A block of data
========================================================================

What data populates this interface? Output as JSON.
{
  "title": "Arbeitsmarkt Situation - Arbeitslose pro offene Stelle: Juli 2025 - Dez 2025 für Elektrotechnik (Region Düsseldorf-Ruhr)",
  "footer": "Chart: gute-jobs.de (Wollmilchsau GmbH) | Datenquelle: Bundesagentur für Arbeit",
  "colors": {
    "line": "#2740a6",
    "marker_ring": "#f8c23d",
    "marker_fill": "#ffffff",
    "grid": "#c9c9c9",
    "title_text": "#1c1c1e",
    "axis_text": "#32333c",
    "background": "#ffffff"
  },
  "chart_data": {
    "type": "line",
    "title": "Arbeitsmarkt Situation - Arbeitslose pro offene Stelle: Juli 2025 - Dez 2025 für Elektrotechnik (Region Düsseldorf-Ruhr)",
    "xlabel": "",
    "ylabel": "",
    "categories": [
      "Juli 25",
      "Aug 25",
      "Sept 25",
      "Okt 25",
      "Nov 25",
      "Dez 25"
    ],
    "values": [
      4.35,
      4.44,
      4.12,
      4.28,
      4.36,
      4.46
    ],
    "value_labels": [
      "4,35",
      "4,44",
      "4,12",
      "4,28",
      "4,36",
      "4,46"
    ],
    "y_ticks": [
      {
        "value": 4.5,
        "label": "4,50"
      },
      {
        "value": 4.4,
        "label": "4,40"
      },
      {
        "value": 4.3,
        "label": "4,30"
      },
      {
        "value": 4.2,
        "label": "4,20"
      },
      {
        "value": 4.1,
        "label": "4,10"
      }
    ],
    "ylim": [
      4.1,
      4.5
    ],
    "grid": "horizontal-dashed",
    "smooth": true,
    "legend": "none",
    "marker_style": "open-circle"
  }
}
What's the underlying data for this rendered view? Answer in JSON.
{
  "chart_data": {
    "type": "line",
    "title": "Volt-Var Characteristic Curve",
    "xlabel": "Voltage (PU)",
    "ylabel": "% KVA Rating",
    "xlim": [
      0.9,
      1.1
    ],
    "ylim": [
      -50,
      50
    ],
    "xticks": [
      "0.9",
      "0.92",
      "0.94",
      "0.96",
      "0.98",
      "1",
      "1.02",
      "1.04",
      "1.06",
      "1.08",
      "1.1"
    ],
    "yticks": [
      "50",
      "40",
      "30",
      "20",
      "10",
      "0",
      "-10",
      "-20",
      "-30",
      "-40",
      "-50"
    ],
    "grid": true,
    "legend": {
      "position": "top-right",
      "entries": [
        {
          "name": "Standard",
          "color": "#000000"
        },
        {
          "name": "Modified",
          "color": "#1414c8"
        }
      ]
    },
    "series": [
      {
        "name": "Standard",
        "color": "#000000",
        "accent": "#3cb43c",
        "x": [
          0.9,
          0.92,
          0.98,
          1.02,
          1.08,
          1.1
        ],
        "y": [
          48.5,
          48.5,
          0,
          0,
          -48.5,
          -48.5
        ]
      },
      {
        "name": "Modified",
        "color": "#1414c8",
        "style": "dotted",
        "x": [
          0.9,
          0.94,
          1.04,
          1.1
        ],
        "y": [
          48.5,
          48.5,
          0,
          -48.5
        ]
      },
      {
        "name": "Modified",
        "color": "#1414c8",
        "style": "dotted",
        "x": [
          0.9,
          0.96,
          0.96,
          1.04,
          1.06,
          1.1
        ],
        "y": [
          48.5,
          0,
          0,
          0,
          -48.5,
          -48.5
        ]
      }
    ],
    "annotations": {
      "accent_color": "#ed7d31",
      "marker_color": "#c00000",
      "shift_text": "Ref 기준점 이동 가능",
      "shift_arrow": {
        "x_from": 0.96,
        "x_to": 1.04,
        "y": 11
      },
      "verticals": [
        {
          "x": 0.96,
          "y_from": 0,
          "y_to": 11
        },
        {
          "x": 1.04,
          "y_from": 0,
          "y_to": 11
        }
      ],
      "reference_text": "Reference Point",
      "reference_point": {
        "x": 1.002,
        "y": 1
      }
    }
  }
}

========================================================================

[EXERCISE OBJECTIVE] Going through the entries above line by line, work out how many lines include the word "Situation". Only the number is required.

[REPLY TO THE EXERCISE] 2